== MATERIAL SHOWN

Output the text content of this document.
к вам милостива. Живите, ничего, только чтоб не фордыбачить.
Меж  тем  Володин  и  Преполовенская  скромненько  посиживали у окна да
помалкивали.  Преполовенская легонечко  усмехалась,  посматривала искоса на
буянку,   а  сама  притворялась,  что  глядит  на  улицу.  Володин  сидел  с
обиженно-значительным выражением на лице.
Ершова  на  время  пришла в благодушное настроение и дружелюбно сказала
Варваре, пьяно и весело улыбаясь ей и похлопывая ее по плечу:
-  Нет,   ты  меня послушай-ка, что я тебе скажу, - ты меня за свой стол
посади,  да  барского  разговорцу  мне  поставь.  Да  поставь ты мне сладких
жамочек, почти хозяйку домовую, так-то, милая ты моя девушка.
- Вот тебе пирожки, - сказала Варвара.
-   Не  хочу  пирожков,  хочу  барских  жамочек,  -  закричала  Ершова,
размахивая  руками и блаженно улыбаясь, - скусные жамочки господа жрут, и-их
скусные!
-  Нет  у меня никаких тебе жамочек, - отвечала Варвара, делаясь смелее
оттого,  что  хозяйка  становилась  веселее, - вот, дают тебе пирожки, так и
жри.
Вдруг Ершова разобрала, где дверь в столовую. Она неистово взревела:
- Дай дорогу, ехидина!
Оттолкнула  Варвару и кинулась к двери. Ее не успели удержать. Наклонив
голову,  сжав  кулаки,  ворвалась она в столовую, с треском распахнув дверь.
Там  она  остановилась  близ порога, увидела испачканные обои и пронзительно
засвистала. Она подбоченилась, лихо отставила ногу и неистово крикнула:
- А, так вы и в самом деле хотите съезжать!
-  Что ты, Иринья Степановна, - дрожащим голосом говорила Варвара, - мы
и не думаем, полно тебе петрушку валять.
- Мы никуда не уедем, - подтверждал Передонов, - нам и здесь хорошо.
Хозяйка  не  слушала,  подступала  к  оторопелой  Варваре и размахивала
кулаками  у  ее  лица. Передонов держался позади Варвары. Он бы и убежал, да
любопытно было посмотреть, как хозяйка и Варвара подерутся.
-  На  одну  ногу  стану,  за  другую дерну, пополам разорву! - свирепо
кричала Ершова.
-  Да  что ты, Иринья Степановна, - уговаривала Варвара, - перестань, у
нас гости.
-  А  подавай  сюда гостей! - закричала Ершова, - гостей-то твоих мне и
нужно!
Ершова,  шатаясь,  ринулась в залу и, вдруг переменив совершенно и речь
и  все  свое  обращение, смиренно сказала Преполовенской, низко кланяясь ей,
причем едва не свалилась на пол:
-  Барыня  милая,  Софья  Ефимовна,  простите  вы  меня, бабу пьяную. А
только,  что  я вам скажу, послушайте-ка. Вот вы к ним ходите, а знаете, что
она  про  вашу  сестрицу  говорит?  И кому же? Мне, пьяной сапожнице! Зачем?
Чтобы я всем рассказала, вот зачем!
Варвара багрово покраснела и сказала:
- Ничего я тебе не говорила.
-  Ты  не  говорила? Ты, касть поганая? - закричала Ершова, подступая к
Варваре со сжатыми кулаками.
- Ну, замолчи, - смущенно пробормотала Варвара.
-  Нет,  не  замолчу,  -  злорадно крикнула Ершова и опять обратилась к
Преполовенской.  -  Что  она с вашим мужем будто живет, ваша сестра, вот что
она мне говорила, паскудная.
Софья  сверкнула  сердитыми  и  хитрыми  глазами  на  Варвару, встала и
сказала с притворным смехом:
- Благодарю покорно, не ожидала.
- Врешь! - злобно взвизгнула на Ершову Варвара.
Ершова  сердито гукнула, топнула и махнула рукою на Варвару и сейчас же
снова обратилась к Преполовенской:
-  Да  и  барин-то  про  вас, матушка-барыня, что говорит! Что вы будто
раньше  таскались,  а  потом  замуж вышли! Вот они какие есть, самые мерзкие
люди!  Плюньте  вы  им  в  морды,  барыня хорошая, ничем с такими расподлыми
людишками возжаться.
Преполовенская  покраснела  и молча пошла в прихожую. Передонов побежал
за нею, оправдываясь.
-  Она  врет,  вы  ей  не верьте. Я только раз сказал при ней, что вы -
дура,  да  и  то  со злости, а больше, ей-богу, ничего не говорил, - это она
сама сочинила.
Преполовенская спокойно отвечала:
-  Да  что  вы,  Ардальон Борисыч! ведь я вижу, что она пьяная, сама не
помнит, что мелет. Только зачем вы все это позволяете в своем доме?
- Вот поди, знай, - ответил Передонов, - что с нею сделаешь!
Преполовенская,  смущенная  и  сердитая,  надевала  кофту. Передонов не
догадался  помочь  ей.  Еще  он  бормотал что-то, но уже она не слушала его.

====

REQUIREMENTS
Print every record above exactly as written.

FINISHED ANSWER
Output the text content of this document.
к вам милостива. Живите, ничего, только чтоб не фордыбачить.
Меж  тем  Володин  и  Преполовенская  скромненько  посиживали у окна да
помалкивали.  Преполовенская легонечко  усмехалась,  посматривала искоса на
буянку,   а  сама  притворялась,  что  глядит  на  улицу.  Володин  сидел  с
обиженно-значительным выражением на лице.
Ершова  на  время  пришла в благодушное настроение и дружелюбно сказала
Варваре, пьяно и весело улыбаясь ей и похлопывая ее по плечу:
-  Нет,   ты  меня послушай-ка, что я тебе скажу, - ты меня за свой стол
посади,  да  барского  разговорцу  мне  поставь.  Да  поставь ты мне сладких
жамочек, почти хозяйку домовую, так-то, милая ты моя девушка.
- Вот тебе пирожки, - сказала Варвара.
-   Не  хочу  пирожков,  хочу  барских  жамочек,  -  закричала  Ершова,
размахивая  руками и блаженно улыбаясь, - скусные жамочки господа жрут, и-их
скусные!
-  Нет  у меня никаких тебе жамочек, - отвечала Варвара, делаясь смелее
оттого,  что  хозяйка  становилась  веселее, - вот, дают тебе пирожки, так и
жри.
Вдруг Ершова разобрала, где дверь в столовую. Она неистово взревела:
- Дай дорогу, ехидина!
Оттолкнула  Варвару и кинулась к двери. Ее не успели удержать. Наклонив
голову,  сжав  кулаки,  ворвалась она в столовую, с треском распахнув дверь.
Там  она  остановилась  близ порога, увидела испачканные обои и пронзительно
засвистала. Она подбоченилась, лихо отставила ногу и неистово крикнула:
- А, так вы и в самом деле хотите съезжать!
-  Что ты, Иринья Степановна, - дрожащим голосом говорила Варвара, - мы
и не думаем, полно тебе петрушку валять.
- Мы никуда не уедем, - подтверждал Передонов, - нам и здесь хорошо.
Хозяйка  не  слушала,  подступала  к  оторопелой  Варваре и размахивала
кулаками  у  ее  лица. Передонов держался позади Варвары. Он бы и убежал, да
любопытно было посмотреть, как хозяйка и Варвара подерутся.
-  На  одну  ногу  стану,  за  другую дерну, пополам разорву! - свирепо
кричала Ершова.
-  Да  что ты, Иринья Степановна, - уговаривала Варвара, - перестань, у
нас гости.
-  А  подавай  сюда гостей! - закричала Ершова, - гостей-то твоих мне и
нужно!
Ершова,  шатаясь,  ринулась в залу и, вдруг переменив совершенно и речь
и  все  свое  обращение, смиренно сказала Преполовенской, низко кланяясь ей,
причем едва не свалилась на пол:
-  Барыня  милая,  Софья  Ефимовна,  простите  вы  меня, бабу пьяную. А
только,  что  я вам скажу, послушайте-ка. Вот вы к ним ходите, а знаете, что
она  про  вашу  сестрицу  говорит?  И кому же? Мне, пьяной сапожнице! Зачем?
Чтобы я всем рассказала, вот зачем!
Варвара багрово покраснела и сказала:
- Ничего я тебе не говорила.
-  Ты  не  говорила? Ты, касть поганая? - закричала Ершова, подступая к
Варваре со сжатыми кулаками.
- Ну, замолчи, - смущенно пробормотала Варвара.
-  Нет,  не  замолчу,  -  злорадно крикнула Ершова и опять обратилась к
Преполовенской.  -  Что  она с вашим мужем будто живет, ваша сестра, вот что
она мне говорила, паскудная.
Софья  сверкнула  сердитыми  и  хитрыми  глазами  на  Варвару, встала и
сказала с притворным смехом:
- Благодарю покорно, не ожидала.
- Врешь! - злобно взвизгнула на Ершову Варвара.
Ершова  сердито гукнула, топнула и махнула рукою на Варвару и сейчас же
снова обратилась к Преполовенской:
-  Да  и  барин-то  про  вас, матушка-барыня, что говорит! Что вы будто
раньше  таскались,  а  потом  замуж вышли! Вот они какие есть, самые мерзкие
люди!  Плюньте  вы  им  в  морды,  барыня хорошая, ничем с такими расподлыми
людишками возжаться.
Преполовенская  покраснела  и молча пошла в прихожую. Передонов побежал
за нею, оправдываясь.
-  Она  врет,  вы  ей  не верьте. Я только раз сказал при ней, что вы -
дура,  да  и  то  со злости, а больше, ей-богу, ничего не говорил, - это она
сама сочинила.
Преполовенская спокойно отвечала:
-  Да  что  вы,  Ардальон Борисыч! ведь я вижу, что она пьяная, сама не
помнит, что мелет. Только зачем вы все это позволяете в своем доме?
- Вот поди, знай, - ответил Передонов, - что с нею сделаешь!
Преполовенская,  смущенная  и  сердитая,  надевала  кофту. Передонов не
догадался  помочь  ей.  Еще  он  бормотал что-то, но уже она не слушала его.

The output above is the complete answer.